Rekolekcje Adwentowe 2013 „Bóg stał się Człowiekiem”
Tydzień I: BÓG
Wprowadzenie do modlitwy na piątek, 6 grudnia
Tekst: Kol 1, 15-20
Na początku modlitwy uczyń znak krzyża i uświadom sobie przez chwilę, że Bóg jest teraz przy Tobie. Ponieważ chcesz z Nim rozmawiać, więc On Jest Obecny. Poproś Go więc w tym momencie, aby Duch Święty poruszał Twoją modlitwę, by On sam ją prowadził. Poproś także, by Pan usuwał w niej wszelkie przeszkody oraz by oczyścił Twoje zamiary, intencje, pragnienia, decyzje, czyny – by służyły tylko większej chwale Boga i dobru innych ludzi.
Zaangażuj teraz wyobraźnię. Jeśli potrzebujesz, przypomnij sobie fragment Pisma, którym będziesz się modlił. Następnie wyobraź sobie daną scenę. Proponuję zobaczyć Jezusa w swojej potędze i chwale, jak w swoim majestacie siedzi po prawicy Ojca. Następnie zejdę z Nim na ziemię i skupię się na Jego ludzkiej postaci.
——
**Polecenia do pracy**.
[1] Oceń, czy poniższe stwierdzenia są zgodne z wprowadzeniem do modlitwy: (a) fragmentem Pisma do modlitwy jest Kol 1, 15-20; (b) modlitwę zaczyna się od lektury Pisma; (c) proponuje się zobaczyć Jezusa siedzącego po prawicy Ojca. Przy każdym odpowiedz „tak” lub „nie” i przytocz rozstrzygające słowa tekstu.
[2] Na jaki dzień przeznaczone jest wprowadzenie do modlitwy?
[3] Dopisz dalszy ciąg wprowadzenia do modlitwy, zaczynając po zdaniu, które je zamyka.
——
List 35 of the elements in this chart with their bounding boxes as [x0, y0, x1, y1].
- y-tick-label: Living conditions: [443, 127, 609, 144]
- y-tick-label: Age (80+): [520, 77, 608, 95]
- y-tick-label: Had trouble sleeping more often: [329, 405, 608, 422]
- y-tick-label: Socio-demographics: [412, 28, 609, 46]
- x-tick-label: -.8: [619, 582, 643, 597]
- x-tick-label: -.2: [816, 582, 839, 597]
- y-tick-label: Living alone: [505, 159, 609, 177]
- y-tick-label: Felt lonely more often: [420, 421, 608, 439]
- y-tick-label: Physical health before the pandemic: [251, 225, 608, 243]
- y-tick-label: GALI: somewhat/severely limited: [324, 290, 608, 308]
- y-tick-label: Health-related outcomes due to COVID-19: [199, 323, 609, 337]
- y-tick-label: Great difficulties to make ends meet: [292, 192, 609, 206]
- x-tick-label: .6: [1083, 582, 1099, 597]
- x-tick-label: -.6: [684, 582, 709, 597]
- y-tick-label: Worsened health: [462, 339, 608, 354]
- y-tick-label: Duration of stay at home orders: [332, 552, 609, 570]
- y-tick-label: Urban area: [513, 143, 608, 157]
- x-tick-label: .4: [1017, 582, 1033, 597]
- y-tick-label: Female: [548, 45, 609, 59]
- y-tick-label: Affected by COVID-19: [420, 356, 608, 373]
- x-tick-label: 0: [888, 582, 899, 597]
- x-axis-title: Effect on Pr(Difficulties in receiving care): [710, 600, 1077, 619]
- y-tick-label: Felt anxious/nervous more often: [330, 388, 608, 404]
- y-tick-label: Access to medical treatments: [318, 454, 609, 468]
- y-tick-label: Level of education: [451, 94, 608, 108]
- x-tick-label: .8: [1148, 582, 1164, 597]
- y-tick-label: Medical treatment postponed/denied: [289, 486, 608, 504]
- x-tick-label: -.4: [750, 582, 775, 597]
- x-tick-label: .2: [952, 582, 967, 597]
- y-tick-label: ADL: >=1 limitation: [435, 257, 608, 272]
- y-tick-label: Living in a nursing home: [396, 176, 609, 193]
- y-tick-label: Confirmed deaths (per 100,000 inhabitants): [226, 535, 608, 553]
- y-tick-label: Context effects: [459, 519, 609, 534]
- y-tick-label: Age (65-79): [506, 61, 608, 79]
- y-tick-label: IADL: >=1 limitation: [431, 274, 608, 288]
——
**Odpowiedzi do ćwiczenia**.
[1]
(a) Tak: „Tekst: Kol 1, 15-20”.
(b) Nie: „Na początku modlitwy uczyń znak krzyża”.
(c) Tak: „Proponuję zobaczyć Jezusa w swojej potędze i chwale, jak w swoim majestacie siedzi po prawicy Ojca”.

[2] Na piątek, 6 grudnia.

[3]
Poproś teraz Pana o owoc modlitwy. W dzisiejszej modlitwie poproś o łaskę spotkania z Bogiem w moim tu i teraz.
1. Tajemnica Syna Bożego. Zanim dokonało się Wcielenie Syn Boży przebywał z Ojcem i Duchem Świętym we wspólnocie Trzech Osób. Nie przyjął jeszcze ludzkiego ciała. Po swojej śmierci i zmartwychwstaniu Jezus powrócił do pierwotnej Komunii Trójcy Świętej, ale już nierozdzielnie ze swoim uwielbionym ciałem. Nie jest ono zbędnym dodatkiem, ale czymś realnym, prawdziwie namacalnym. Tak, jak małe dziecko zawiera w sobie potencję do bycia dorosłym człowiekiem, tak Jezus przed Wcieleniem zawierał w sobie potencję posiadania uwielbionego ciała (K. Rahner). To oznacza, że nawet gdyby nie było grzechu Jezus i tak dokonałby Wcielenia. Wydaje się wręcz, że miłość do człowieka niejako zmusiła Boga do przyjścia na świat. Nie musiał tego robić, ale chciał, ponieważ miłość wyznaje takie, a nie inne prawa. Co rodzi się we mnie na myśl, że Bóg stał się dla mnie tak bliskim? Kim przeczuwam, że będę w wieczności, kiedy moja natura rozwinie się w pełni?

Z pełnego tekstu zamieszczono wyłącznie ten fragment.